Objective
Copy out, word for word, the data from its first line through the line containing "polyester core (black): O <box>1126", with both of those lines included.

The data
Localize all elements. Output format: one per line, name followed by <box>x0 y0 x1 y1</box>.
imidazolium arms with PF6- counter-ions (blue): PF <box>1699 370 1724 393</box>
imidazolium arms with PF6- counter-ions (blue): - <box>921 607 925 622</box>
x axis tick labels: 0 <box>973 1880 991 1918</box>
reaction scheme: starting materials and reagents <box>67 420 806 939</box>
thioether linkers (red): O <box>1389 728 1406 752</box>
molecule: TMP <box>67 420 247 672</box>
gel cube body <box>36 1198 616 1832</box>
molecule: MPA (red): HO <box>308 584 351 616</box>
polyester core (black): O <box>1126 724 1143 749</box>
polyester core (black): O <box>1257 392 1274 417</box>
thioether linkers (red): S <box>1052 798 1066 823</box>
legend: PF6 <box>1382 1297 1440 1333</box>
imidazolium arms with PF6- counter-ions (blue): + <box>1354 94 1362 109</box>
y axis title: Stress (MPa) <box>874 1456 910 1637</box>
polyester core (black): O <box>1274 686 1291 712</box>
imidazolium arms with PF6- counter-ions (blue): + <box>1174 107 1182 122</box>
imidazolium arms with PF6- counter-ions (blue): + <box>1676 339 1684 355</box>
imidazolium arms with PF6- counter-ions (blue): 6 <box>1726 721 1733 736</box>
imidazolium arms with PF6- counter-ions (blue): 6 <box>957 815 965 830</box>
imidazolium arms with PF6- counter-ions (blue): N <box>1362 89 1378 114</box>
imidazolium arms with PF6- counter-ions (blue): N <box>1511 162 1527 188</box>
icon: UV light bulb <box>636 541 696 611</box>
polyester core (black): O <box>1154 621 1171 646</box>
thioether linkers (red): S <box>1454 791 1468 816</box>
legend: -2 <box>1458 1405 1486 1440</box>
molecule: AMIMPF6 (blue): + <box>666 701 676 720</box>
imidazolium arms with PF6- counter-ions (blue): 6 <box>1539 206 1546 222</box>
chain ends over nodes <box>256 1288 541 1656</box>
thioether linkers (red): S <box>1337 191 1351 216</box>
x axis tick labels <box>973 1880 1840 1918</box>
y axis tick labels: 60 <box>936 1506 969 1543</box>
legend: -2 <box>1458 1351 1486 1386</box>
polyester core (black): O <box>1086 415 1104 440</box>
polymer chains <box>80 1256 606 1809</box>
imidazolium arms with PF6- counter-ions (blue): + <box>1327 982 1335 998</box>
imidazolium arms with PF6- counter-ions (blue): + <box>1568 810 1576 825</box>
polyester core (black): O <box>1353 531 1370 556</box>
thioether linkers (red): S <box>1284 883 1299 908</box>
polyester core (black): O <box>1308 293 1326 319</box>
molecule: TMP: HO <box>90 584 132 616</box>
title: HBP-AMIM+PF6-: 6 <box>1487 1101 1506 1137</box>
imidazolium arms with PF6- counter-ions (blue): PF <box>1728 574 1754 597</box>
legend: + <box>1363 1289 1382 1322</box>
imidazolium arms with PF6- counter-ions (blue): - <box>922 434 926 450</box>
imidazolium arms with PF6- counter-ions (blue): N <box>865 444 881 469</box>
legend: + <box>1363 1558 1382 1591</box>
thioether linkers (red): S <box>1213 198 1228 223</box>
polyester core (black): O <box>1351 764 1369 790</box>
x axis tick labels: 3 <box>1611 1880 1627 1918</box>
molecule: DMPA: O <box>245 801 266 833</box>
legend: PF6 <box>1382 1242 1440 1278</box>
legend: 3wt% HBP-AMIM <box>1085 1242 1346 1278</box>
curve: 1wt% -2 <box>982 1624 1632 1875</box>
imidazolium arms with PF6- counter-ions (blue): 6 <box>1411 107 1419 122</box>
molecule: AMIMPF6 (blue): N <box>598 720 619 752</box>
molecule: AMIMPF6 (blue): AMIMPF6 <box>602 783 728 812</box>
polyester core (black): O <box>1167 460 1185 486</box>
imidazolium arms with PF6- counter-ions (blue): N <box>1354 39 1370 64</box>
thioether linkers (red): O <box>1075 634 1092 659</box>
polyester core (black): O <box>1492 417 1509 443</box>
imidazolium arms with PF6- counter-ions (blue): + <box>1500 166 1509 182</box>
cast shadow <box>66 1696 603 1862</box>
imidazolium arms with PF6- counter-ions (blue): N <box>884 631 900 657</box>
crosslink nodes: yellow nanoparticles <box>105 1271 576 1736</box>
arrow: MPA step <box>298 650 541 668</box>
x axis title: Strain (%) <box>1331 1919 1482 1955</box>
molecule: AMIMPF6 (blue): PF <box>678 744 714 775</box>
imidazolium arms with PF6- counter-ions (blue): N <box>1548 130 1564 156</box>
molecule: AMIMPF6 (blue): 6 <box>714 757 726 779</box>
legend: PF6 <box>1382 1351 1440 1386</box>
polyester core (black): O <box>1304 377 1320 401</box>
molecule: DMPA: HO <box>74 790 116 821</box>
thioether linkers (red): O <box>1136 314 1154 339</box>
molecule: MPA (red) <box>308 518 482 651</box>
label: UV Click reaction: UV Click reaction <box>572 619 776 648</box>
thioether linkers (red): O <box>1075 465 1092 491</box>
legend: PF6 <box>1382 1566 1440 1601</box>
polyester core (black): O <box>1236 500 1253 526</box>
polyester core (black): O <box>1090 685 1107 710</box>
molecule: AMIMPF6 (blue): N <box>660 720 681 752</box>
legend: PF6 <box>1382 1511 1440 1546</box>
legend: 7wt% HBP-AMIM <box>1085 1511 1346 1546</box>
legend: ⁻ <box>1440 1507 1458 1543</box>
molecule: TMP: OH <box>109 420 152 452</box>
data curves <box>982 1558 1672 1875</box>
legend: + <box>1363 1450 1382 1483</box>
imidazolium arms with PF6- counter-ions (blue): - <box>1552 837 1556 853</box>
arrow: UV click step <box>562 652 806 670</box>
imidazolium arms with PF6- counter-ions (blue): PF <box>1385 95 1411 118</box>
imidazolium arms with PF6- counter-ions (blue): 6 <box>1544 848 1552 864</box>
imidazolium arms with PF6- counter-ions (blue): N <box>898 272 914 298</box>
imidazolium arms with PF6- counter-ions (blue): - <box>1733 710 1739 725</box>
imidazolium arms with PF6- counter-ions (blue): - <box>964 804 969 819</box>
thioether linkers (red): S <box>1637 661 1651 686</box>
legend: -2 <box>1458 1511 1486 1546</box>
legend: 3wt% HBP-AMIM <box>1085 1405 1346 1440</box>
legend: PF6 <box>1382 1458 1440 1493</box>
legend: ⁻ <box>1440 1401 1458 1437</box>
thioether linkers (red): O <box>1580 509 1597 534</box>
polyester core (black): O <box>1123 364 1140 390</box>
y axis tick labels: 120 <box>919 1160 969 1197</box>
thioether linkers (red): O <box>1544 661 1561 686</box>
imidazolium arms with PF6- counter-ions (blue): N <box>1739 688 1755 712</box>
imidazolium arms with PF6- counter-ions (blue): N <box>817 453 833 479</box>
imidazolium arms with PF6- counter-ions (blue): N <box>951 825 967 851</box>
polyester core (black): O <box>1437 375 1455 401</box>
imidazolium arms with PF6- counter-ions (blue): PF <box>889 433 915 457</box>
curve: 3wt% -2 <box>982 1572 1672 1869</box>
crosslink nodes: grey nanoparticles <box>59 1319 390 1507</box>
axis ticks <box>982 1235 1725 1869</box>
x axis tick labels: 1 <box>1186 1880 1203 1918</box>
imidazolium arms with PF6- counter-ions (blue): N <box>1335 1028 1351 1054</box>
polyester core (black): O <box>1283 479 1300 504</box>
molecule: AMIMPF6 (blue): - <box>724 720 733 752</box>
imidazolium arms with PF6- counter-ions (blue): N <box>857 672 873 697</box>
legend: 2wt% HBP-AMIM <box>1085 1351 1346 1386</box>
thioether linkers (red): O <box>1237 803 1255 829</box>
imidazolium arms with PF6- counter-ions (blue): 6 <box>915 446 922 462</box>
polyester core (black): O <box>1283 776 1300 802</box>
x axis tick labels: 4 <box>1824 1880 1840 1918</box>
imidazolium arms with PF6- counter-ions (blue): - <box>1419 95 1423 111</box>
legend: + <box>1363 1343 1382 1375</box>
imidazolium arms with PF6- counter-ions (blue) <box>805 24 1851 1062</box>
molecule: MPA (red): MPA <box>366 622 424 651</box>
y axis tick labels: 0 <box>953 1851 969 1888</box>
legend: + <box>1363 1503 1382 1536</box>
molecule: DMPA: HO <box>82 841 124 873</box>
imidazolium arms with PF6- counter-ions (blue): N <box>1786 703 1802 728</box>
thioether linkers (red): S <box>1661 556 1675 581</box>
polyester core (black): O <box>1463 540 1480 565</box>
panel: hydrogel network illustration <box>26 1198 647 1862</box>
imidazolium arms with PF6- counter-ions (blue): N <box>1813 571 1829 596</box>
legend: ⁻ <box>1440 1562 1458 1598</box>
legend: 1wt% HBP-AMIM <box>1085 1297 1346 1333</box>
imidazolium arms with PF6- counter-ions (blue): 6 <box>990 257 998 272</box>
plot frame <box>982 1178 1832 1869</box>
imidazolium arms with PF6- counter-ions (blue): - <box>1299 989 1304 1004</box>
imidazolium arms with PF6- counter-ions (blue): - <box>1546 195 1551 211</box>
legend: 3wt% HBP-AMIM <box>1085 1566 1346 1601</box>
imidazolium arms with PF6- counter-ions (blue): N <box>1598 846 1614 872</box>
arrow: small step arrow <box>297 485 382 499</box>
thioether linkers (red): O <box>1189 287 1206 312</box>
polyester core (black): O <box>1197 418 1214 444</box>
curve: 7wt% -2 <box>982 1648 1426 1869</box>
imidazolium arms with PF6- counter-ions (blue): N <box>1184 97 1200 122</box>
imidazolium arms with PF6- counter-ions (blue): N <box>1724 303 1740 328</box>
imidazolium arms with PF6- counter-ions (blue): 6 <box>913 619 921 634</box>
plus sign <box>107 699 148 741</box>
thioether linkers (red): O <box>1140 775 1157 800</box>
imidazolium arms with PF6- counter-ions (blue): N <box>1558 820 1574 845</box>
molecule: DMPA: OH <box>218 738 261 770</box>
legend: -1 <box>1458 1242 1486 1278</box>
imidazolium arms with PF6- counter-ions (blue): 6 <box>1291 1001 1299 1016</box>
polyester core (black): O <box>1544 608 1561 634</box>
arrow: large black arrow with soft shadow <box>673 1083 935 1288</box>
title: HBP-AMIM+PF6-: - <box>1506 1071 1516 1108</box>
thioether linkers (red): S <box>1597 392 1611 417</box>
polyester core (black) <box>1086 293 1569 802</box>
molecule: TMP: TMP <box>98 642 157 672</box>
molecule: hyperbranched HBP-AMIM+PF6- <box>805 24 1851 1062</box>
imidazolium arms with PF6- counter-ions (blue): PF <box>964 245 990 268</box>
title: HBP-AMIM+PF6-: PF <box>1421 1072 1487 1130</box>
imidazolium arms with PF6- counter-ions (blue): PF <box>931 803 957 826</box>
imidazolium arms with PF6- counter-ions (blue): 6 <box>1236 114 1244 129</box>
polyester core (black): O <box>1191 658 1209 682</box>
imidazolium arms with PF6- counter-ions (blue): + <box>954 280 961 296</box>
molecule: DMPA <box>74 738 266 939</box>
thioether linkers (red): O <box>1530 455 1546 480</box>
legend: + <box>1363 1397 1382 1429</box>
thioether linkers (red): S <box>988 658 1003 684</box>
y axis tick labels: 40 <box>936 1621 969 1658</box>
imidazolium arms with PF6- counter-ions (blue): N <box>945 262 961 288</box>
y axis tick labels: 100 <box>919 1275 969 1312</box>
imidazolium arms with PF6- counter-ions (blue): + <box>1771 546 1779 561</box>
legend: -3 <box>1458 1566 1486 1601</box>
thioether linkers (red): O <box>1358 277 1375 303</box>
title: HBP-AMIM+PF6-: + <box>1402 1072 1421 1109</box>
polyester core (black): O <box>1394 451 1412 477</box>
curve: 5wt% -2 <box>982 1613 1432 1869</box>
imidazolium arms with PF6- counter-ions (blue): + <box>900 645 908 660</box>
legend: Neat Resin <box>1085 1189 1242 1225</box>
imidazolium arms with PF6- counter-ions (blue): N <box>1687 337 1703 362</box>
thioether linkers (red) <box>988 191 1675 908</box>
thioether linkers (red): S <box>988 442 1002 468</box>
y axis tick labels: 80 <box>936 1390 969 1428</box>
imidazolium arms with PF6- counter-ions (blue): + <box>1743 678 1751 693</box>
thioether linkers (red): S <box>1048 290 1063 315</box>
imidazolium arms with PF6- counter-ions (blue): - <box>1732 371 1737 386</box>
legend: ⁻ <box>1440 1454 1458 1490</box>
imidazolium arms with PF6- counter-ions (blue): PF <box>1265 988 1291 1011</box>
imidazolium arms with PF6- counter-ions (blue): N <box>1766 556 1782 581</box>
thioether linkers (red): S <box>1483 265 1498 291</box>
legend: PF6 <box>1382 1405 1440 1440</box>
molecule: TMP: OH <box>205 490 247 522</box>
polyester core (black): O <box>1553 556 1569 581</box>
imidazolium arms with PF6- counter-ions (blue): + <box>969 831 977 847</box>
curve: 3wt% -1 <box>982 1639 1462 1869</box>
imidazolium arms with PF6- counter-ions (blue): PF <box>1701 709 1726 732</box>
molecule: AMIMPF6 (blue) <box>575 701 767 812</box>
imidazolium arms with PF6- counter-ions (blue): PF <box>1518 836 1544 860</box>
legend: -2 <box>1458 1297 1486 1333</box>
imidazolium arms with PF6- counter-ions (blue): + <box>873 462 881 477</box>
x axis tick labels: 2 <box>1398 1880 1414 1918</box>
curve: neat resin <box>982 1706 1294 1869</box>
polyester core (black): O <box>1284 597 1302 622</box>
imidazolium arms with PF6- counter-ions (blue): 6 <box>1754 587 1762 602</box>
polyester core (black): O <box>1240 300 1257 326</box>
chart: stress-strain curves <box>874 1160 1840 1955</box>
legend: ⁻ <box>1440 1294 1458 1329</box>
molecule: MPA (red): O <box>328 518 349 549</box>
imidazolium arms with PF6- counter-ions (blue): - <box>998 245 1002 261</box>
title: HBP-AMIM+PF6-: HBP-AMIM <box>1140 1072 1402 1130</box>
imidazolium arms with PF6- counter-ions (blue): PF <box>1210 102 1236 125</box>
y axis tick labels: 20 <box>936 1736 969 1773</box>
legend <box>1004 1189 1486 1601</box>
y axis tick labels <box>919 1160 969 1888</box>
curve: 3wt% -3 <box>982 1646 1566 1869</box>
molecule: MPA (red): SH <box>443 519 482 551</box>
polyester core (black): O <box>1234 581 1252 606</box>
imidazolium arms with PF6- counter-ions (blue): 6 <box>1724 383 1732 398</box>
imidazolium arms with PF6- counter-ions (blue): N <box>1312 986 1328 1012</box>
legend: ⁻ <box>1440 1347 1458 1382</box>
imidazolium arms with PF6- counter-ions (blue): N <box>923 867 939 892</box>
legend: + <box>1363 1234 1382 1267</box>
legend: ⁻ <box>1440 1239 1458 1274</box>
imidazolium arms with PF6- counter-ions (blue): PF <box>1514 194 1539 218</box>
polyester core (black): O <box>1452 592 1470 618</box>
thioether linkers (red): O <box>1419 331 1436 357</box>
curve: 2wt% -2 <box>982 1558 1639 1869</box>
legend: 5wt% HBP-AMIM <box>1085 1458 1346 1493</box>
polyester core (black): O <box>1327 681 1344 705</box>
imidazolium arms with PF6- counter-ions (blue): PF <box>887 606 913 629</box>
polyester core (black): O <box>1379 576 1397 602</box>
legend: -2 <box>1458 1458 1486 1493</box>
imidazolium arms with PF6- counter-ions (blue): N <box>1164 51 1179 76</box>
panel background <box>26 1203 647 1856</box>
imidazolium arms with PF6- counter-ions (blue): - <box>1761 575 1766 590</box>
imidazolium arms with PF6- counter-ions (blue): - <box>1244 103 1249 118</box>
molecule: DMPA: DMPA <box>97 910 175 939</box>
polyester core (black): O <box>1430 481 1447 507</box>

Response to this exercise
Localize all elements. Output format: one per line, name followed by <box>x0 y0 x1 y1</box>.
imidazolium arms with PF6- counter-ions (blue): PF <box>1699 370 1724 393</box>
imidazolium arms with PF6- counter-ions (blue): - <box>921 607 925 622</box>
x axis tick labels: 0 <box>973 1880 991 1918</box>
reaction scheme: starting materials and reagents <box>67 420 806 939</box>
thioether linkers (red): O <box>1389 728 1406 752</box>
molecule: TMP <box>67 420 247 672</box>
gel cube body <box>36 1198 616 1832</box>
molecule: MPA (red): HO <box>308 584 351 616</box>
polyester core (black): O <box>1126 724 1143 749</box>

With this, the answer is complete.